• PROBLEM DESCRIPTION:
Please determine how many lines of the material include the word "name", and respond with nothing but that number.
════════════════
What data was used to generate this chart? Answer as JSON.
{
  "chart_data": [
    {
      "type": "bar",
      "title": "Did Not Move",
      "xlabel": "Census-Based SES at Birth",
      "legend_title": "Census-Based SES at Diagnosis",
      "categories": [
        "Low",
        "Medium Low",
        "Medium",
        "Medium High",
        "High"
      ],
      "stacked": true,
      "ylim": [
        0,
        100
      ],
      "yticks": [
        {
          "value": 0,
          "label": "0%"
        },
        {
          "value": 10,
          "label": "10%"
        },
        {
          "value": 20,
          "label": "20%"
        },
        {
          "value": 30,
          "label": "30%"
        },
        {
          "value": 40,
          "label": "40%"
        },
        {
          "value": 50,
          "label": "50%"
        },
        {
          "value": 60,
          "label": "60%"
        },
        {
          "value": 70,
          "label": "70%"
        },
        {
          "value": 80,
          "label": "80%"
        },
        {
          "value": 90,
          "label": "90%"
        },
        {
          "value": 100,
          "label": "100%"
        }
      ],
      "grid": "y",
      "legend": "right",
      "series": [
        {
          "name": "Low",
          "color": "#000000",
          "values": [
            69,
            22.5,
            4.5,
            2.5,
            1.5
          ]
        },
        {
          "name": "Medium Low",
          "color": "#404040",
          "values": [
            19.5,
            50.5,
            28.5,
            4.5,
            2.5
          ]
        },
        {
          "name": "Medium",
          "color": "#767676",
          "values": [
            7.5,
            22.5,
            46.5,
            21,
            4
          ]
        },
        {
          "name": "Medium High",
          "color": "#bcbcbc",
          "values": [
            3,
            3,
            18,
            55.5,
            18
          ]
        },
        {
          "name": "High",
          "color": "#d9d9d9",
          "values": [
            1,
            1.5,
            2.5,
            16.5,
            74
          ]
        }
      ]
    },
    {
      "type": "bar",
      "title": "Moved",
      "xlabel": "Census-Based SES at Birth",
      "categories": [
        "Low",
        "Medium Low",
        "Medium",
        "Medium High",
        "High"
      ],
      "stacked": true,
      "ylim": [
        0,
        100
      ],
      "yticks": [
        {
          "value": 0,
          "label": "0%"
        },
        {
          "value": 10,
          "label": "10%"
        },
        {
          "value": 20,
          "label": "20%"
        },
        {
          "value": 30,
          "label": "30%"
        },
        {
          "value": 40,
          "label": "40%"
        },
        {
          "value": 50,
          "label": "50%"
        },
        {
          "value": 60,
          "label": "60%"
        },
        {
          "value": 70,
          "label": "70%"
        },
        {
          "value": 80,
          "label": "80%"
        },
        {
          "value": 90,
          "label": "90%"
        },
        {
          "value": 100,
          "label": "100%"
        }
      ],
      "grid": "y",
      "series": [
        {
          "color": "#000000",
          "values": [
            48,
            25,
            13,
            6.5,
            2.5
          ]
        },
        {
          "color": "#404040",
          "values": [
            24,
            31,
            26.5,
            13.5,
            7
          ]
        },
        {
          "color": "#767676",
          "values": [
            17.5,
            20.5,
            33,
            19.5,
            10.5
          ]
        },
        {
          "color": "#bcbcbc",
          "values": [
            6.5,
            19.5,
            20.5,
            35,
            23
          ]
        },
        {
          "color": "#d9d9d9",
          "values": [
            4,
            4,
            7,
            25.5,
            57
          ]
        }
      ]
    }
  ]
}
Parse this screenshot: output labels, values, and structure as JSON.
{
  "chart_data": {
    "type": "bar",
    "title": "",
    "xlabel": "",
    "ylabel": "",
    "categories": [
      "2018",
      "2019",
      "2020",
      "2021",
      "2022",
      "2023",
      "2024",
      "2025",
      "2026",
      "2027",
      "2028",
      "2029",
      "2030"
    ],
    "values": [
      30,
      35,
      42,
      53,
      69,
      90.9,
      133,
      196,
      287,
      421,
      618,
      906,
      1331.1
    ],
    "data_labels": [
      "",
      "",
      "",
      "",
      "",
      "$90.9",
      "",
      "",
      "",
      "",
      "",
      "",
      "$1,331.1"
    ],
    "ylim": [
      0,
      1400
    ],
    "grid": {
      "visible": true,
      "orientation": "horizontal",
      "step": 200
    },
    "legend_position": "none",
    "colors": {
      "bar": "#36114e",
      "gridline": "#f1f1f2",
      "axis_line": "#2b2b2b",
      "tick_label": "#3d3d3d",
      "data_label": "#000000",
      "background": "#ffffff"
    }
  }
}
════════════════
• OUTPUT:
5